# SUPPLIED MATERIAL
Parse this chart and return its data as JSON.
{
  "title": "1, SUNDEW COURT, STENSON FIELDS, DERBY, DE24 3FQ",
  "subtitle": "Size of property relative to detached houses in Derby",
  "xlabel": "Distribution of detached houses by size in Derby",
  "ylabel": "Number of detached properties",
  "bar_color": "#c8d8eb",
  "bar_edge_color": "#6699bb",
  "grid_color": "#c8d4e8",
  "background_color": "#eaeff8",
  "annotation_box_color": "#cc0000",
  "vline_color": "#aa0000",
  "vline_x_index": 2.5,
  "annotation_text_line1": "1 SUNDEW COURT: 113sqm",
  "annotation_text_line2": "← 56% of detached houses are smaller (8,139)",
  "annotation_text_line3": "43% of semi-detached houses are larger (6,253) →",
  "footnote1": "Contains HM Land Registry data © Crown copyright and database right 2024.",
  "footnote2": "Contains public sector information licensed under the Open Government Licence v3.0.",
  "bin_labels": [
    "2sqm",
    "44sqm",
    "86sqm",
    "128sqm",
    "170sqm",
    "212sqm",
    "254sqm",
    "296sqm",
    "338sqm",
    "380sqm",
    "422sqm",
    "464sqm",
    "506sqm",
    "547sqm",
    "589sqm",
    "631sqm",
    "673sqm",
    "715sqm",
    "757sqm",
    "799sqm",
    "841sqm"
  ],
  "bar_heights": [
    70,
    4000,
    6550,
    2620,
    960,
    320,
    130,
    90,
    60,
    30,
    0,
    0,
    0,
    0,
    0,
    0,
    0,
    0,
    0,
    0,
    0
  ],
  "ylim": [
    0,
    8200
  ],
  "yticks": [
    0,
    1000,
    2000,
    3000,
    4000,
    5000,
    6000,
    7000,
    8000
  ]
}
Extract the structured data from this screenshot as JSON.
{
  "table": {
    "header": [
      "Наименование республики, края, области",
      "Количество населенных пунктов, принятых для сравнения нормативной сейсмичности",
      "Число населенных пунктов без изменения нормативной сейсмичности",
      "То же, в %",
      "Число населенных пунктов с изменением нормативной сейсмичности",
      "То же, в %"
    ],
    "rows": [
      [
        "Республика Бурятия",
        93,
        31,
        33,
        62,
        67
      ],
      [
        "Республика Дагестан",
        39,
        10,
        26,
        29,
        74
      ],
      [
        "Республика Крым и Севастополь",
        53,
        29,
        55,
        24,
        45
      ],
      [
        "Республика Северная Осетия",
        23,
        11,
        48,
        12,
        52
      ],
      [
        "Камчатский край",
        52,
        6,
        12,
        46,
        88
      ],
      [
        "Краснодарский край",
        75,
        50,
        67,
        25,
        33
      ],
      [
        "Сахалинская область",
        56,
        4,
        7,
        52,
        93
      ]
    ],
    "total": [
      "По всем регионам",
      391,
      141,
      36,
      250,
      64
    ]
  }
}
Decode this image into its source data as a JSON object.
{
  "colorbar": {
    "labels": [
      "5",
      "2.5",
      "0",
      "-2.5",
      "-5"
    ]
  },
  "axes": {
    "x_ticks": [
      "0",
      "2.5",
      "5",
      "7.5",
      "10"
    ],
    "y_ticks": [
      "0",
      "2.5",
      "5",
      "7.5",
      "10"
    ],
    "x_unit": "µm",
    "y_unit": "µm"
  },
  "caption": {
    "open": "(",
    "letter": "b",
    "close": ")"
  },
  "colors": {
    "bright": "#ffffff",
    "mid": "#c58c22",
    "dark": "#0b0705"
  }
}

# TASK PROMPT
Reproduce each line of the material containing the word "houses".

# EXERCISE OUTPUT
  "subtitle": "Size of property relative to detached houses in Derby",
  "xlabel": "Distribution of detached houses by size in Derby",
  "annotation_text_line2": "← 56% of detached houses are smaller (8,139)",
  "annotation_text_line3": "43% of semi-detached houses are larger (6,253) →",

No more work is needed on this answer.